What you have to do
Type out all the records word for word. Any pictures are to be left out.

Record extracts

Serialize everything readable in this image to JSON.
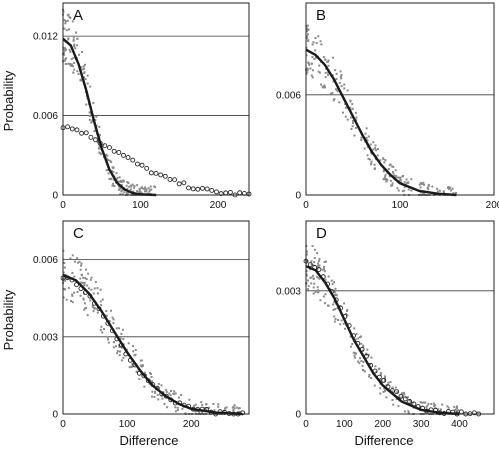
{
  "figure": {
    "ylabel": "Probability",
    "xlabel": "Difference"
  },
  "colors": {
    "background": "#ffffff",
    "frame": "#222222",
    "gridline": "#3a3a3a",
    "scatter": "#8a8a8a",
    "fit_line": "#1a1a1a",
    "circle_markers": "#2a2a2a"
  },
  "chart_data": [
    {
      "panel": "A",
      "type": "scatter",
      "title": "",
      "xlabel": "",
      "ylabel": "Probability",
      "xlim": [
        0,
        240
      ],
      "ylim": [
        0,
        0.0145
      ],
      "yticks": [
        0,
        0.006,
        0.012
      ],
      "ytick_labels": [
        "0",
        "0.006",
        "0.012"
      ],
      "xticks": [
        0,
        100,
        200
      ],
      "xtick_labels": [
        "0",
        "100",
        "200"
      ],
      "grid": "horizontal",
      "series": [
        {
          "style": "scatter",
          "x": [
            0,
            10,
            20,
            30,
            40,
            50,
            60,
            70,
            80,
            90,
            100,
            120
          ],
          "y": [
            0.0122,
            0.0116,
            0.0102,
            0.0082,
            0.0058,
            0.0036,
            0.0019,
            0.0009,
            0.0004,
            0.00015,
            5e-05,
            0.0
          ]
        },
        {
          "style": "line",
          "x": [
            0,
            10,
            20,
            30,
            40,
            50,
            60,
            70,
            80,
            90,
            100,
            120
          ],
          "y": [
            0.0118,
            0.0113,
            0.0099,
            0.0079,
            0.0056,
            0.0035,
            0.0019,
            0.0009,
            0.0004,
            0.00015,
            5e-05,
            0.0
          ]
        },
        {
          "style": "circles",
          "x": [
            0,
            20,
            40,
            60,
            80,
            100,
            120,
            140,
            160,
            180,
            200,
            220,
            240
          ],
          "y": [
            0.0052,
            0.0049,
            0.0043,
            0.0036,
            0.0029,
            0.0022,
            0.0016,
            0.0011,
            0.0007,
            0.0004,
            0.0002,
            0.0001,
            5e-05
          ]
        }
      ]
    },
    {
      "panel": "B",
      "type": "scatter",
      "title": "",
      "xlabel": "",
      "ylabel": "",
      "xlim": [
        0,
        200
      ],
      "ylim": [
        0,
        0.0115
      ],
      "yticks": [
        0,
        0.006
      ],
      "ytick_labels": [
        "0",
        "0.006"
      ],
      "xticks": [
        0,
        100,
        200
      ],
      "xtick_labels": [
        "0",
        "100",
        "200"
      ],
      "grid": "horizontal",
      "series": [
        {
          "style": "scatter",
          "x": [
            0,
            10,
            20,
            30,
            40,
            50,
            60,
            70,
            80,
            90,
            100,
            120,
            140,
            160
          ],
          "y": [
            0.0087,
            0.0084,
            0.0078,
            0.0069,
            0.0058,
            0.0047,
            0.0036,
            0.0026,
            0.0018,
            0.0012,
            0.0007,
            0.00025,
            8e-05,
            0.0
          ]
        },
        {
          "style": "line",
          "x": [
            0,
            10,
            20,
            30,
            40,
            50,
            60,
            70,
            80,
            90,
            100,
            120,
            140,
            160
          ],
          "y": [
            0.0087,
            0.0084,
            0.0078,
            0.0069,
            0.0058,
            0.0047,
            0.0036,
            0.0026,
            0.0018,
            0.0012,
            0.0007,
            0.00025,
            8e-05,
            0.0
          ]
        }
      ]
    },
    {
      "panel": "C",
      "type": "scatter",
      "title": "",
      "xlabel": "Difference",
      "ylabel": "Probability",
      "xlim": [
        0,
        290
      ],
      "ylim": [
        0,
        0.0075
      ],
      "yticks": [
        0,
        0.003,
        0.006
      ],
      "ytick_labels": [
        "0",
        "0.003",
        "0.006"
      ],
      "xticks": [
        0,
        100,
        200
      ],
      "xtick_labels": [
        "0",
        "100",
        "200"
      ],
      "grid": "horizontal",
      "series": [
        {
          "style": "scatter",
          "x": [
            0,
            20,
            40,
            60,
            80,
            100,
            120,
            140,
            160,
            180,
            200,
            240,
            280
          ],
          "y": [
            0.0054,
            0.0052,
            0.0047,
            0.004,
            0.0032,
            0.0024,
            0.0017,
            0.0011,
            0.0007,
            0.0004,
            0.0002,
            5e-05,
            0.0
          ]
        },
        {
          "style": "line",
          "x": [
            0,
            20,
            40,
            60,
            80,
            100,
            120,
            140,
            160,
            180,
            200,
            240,
            280
          ],
          "y": [
            0.0054,
            0.0052,
            0.0047,
            0.004,
            0.0032,
            0.0024,
            0.0017,
            0.0011,
            0.0007,
            0.0004,
            0.0002,
            5e-05,
            0.0
          ]
        },
        {
          "style": "circles",
          "x": [
            0,
            20,
            40,
            60,
            80,
            100,
            120,
            140,
            160,
            180,
            200,
            240,
            280
          ],
          "y": [
            0.0053,
            0.0051,
            0.0046,
            0.0039,
            0.0031,
            0.0023,
            0.0016,
            0.0011,
            0.0007,
            0.0004,
            0.0002,
            5e-05,
            0.0
          ]
        }
      ]
    },
    {
      "panel": "D",
      "type": "scatter",
      "title": "",
      "xlabel": "Difference",
      "ylabel": "",
      "xlim": [
        0,
        490
      ],
      "ylim": [
        0,
        0.0047
      ],
      "yticks": [
        0,
        0.003
      ],
      "ytick_labels": [
        "0",
        "0.003"
      ],
      "xticks": [
        0,
        100,
        200,
        300,
        400
      ],
      "xtick_labels": [
        "0",
        "100",
        "200",
        "300",
        "400"
      ],
      "grid": "horizontal",
      "series": [
        {
          "style": "scatter",
          "x": [
            0,
            25,
            50,
            75,
            100,
            125,
            150,
            175,
            200,
            250,
            300,
            350,
            400
          ],
          "y": [
            0.0036,
            0.0035,
            0.0032,
            0.0028,
            0.0023,
            0.0018,
            0.0014,
            0.001,
            0.0007,
            0.0003,
            0.0001,
            3e-05,
            0.0
          ]
        },
        {
          "style": "line",
          "x": [
            0,
            25,
            50,
            75,
            100,
            125,
            150,
            175,
            200,
            250,
            300,
            350,
            400
          ],
          "y": [
            0.0036,
            0.0035,
            0.0032,
            0.0028,
            0.0023,
            0.0018,
            0.0014,
            0.001,
            0.0007,
            0.0003,
            0.0001,
            3e-05,
            0.0
          ]
        },
        {
          "style": "circles",
          "x": [
            0,
            25,
            50,
            75,
            100,
            125,
            150,
            175,
            200,
            250,
            300,
            350,
            400,
            450
          ],
          "y": [
            0.0037,
            0.0036,
            0.0033,
            0.0029,
            0.0024,
            0.0019,
            0.0015,
            0.0011,
            0.0008,
            0.0004,
            0.00015,
            5e-05,
            1e-05,
            0.0
          ]
        }
      ]
    }
  ]
}
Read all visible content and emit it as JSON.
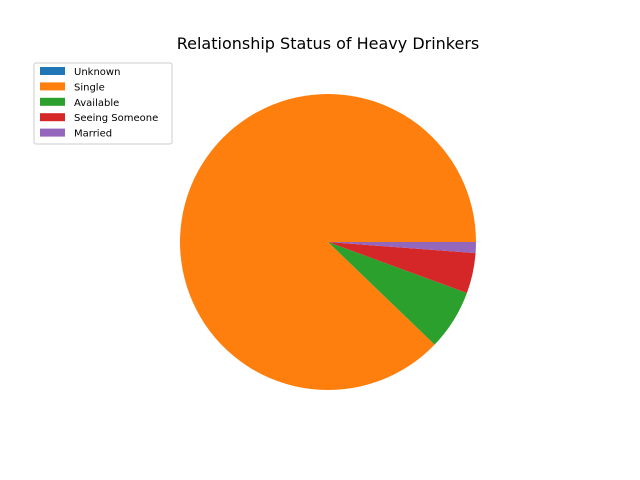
{
  "chart_data": {
    "type": "pie",
    "title": "Relationship Status of Heavy Drinkers",
    "legend_position": "upper-left",
    "start_angle": 0,
    "direction": "counterclockwise",
    "slices": [
      {
        "label": "Unknown",
        "value": 0.0,
        "color": "#1f77b4"
      },
      {
        "label": "Single",
        "value": 87.8,
        "color": "#ff7f0e"
      },
      {
        "label": "Available",
        "value": 6.6,
        "color": "#2ca02c"
      },
      {
        "label": "Seeing Someone",
        "value": 4.4,
        "color": "#d62728"
      },
      {
        "label": "Married",
        "value": 1.2,
        "color": "#9467bd"
      }
    ]
  }
}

Task solution
Serialize everything readable in this image to JSON.
{
  "figure": {
    "ylabel": "Probability",
    "xlabel": "Difference"
  },
  "colors": {
    "background": "#ffffff",
    "frame": "#222222",
    "gridline": "#3a3a3a",
    "scatter": "#8a8a8a",
    "fit_line": "#1a1a1a",
    "circle_markers": "#2a2a2a"
  },
  "chart_data": [
    {
      "panel": "A",
      "type": "scatter",
      "title": "",
      "xlabel": "",
      "ylabel": "Probability",
      "xlim": [
        0,
        240
      ],
      "ylim": [
        0,
        0.0145
      ],
      "yticks": [
        0,
        0.006,
        0.012
      ],
      "ytick_labels": [
        "0",
        "0.006",
        "0.012"
      ],
      "xticks": [
        0,
        100,
        200
      ],
      "xtick_labels": [
        "0",
        "100",
        "200"
      ],
      "grid": "horizontal",
      "series": [
        {
          "style": "scatter",
          "x": [
            0,
            10,
            20,
            30,
            40,
            50,
            60,
            70,
            80,
            90,
            100,
            120
          ],
          "y": [
            0.0122,
            0.0116,
            0.0102,
            0.0082,
            0.0058,
            0.0036,
            0.0019,
            0.0009,
            0.0004,
            0.00015,
            5e-05,
            0.0
          ]
        },
        {
          "style": "line",
          "x": [
            0,
            10,
            20,
            30,
            40,
            50,
            60,
            70,
            80,
            90,
            100,
            120
          ],
          "y": [
            0.0118,
            0.0113,
            0.0099,
            0.0079,
            0.0056,
            0.0035,
            0.0019,
            0.0009,
            0.0004,
            0.00015,
            5e-05,
            0.0
          ]
        },
        {
          "style": "circles",
          "x": [
            0,
            20,
            40,
            60,
            80,
            100,
            120,
            140,
            160,
            180,
            200,
            220,
            240
          ],
          "y": [
            0.0052,
            0.0049,
            0.0043,
            0.0036,
            0.0029,
            0.0022,
            0.0016,
            0.0011,
            0.0007,
            0.0004,
            0.0002,
            0.0001,
            5e-05
          ]
        }
      ]
    },
    {
      "panel": "B",
      "type": "scatter",
      "title": "",
      "xlabel": "",
      "ylabel": "",
      "xlim": [
        0,
        200
      ],
      "ylim": [
        0,
        0.0115
      ],
      "yticks": [
        0,
        0.006
      ],
      "ytick_labels": [
        "0",
        "0.006"
      ],
      "xticks": [
        0,
        100,
        200
      ],
      "xtick_labels": [
        "0",
        "100",
        "200"
      ],
      "grid": "horizontal",
      "series": [
        {
          "style": "scatter",
          "x": [
            0,
            10,
            20,
            30,
            40,
            50,
            60,
            70,
            80,
            90,
            100,
            120,
            140,
            160
          ],
          "y": [
            0.0087,
            0.0084,
            0.0078,
            0.0069,
            0.0058,
            0.0047,
            0.0036,
            0.0026,
            0.0018,
            0.0012,
            0.0007,
            0.00025,
            8e-05,
            0.0
          ]
        },
        {
          "style": "line",
          "x": [
            0,
            10,
            20,
            30,
            40,
            50,
            60,
            70,
            80,
            90,
            100,
            120,
            140,
            160
          ],
          "y": [
            0.0087,
            0.0084,
            0.0078,
            0.0069,
            0.0058,
            0.0047,
            0.0036,
            0.0026,
            0.0018,
            0.0012,
            0.0007,
            0.00025,
            8e-05,
            0.0
          ]
        }
      ]
    },
    {
      "panel": "C",
      "type": "scatter",
      "title": "",
      "xlabel": "Difference",
      "ylabel": "Probability",
      "xlim": [
        0,
        290
      ],
      "ylim": [
        0,
        0.0075
      ],
      "yticks": [
        0,
        0.003,
        0.006
      ],
      "ytick_labels": [
        "0",
        "0.003",
        "0.006"
      ],
      "xticks": [
        0,
        100,
        200
      ],
      "xtick_labels": [
        "0",
        "100",
        "200"
      ],
      "grid": "horizontal",
      "series": [
        {
          "style": "scatter",
          "x": [
            0,
            20,
            40,
            60,
            80,
            100,
            120,
            140,
            160,
            180,
            200,
            240,
            280
          ],
          "y": [
            0.0054,
            0.0052,
            0.0047,
            0.004,
            0.0032,
            0.0024,
            0.0017,
            0.0011,
            0.0007,
            0.0004,
            0.0002,
            5e-05,
            0.0
          ]
        },
        {
          "style": "line",
          "x": [
            0,
            20,
            40,
            60,
            80,
            100,
            120,
            140,
            160,
            180,
            200,
            240,
            280
          ],
          "y": [
            0.0054,
            0.0052,
            0.0047,
            0.004,
            0.0032,
            0.0024,
            0.0017,
            0.0011,
            0.0007,
            0.0004,
            0.0002,
            5e-05,
            0.0
          ]
        },
        {
          "style": "circles",
          "x": [
            0,
            20,
            40,
            60,
            80,
            100,
            120,
            140,
            160,
            180,
            200,
            240,
            280
          ],
          "y": [
            0.0053,
            0.0051,
            0.0046,
            0.0039,
            0.0031,
            0.0023,
            0.0016,
            0.0011,
            0.0007,
            0.0004,
            0.0002,
            5e-05,
            0.0
          ]
        }
      ]
    },
    {
      "panel": "D",
      "type": "scatter",
      "title": "",
      "xlabel": "Difference",
      "ylabel": "",
      "xlim": [
        0,
        490
      ],
      "ylim": [
        0,
        0.0047
      ],
      "yticks": [
        0,
        0.003
      ],
      "ytick_labels": [
        "0",
        "0.003"
      ],
      "xticks": [
        0,
        100,
        200,
        300,
        400
      ],
      "xtick_labels": [
        "0",
        "100",
        "200",
        "300",
        "400"
      ],
      "grid": "horizontal",
      "series": [
        {
          "style": "scatter",
          "x": [
            0,
            25,
            50,
            75,
            100,
            125,
            150,
            175,
            200,
            250,
            300,
            350,
            400
          ],
          "y": [
            0.0036,
            0.0035,
            0.0032,
            0.0028,
            0.0023,
            0.0018,
            0.0014,
            0.001,
            0.0007,
            0.0003,
            0.0001,
            3e-05,
            0.0
          ]
        },
        {
          "style": "line",
          "x": [
            0,
            25,
            50,
            75,
            100,
            125,
            150,
            175,
            200,
            250,
            300,
            350,
            400
          ],
          "y": [
            0.0036,
            0.0035,
            0.0032,
            0.0028,
            0.0023,
            0.0018,
            0.0014,
            0.001,
            0.0007,
            0.0003,
            0.0001,
            3e-05,
            0.0
          ]
        },
        {
          "style": "circles",
          "x": [
            0,
            25,
            50,
            75,
            100,
            125,
            150,
            175,
            200,
            250,
            300,
            350,
            400,
            450
          ],
          "y": [
            0.0037,
            0.0036,
            0.0033,
            0.0029,
            0.0024,
            0.0019,
            0.0015,
            0.0011,
            0.0008,
            0.0004,
            0.00015,
            5e-05,
            1e-05,
            0.0
          ]
        }
      ]
    }
  ]
}
Read all visible content and emit it as JSON.
{
  "chart_data": {
    "type": "pie",
    "title": "Relationship Status of Heavy Drinkers",
    "legend_position": "upper-left",
    "start_angle": 0,
    "direction": "counterclockwise",
    "slices": [
      {
        "label": "Unknown",
        "value": 0.0,
        "color": "#1f77b4"
      },
      {
        "label": "Single",
        "value": 87.8,
        "color": "#ff7f0e"
      },
      {
        "label": "Available",
        "value": 6.6,
        "color": "#2ca02c"
      },
      {
        "label": "Seeing Someone",
        "value": 4.4,
        "color": "#d62728"
      },
      {
        "label": "Married",
        "value": 1.2,
        "color": "#9467bd"
      }
    ]
  }
}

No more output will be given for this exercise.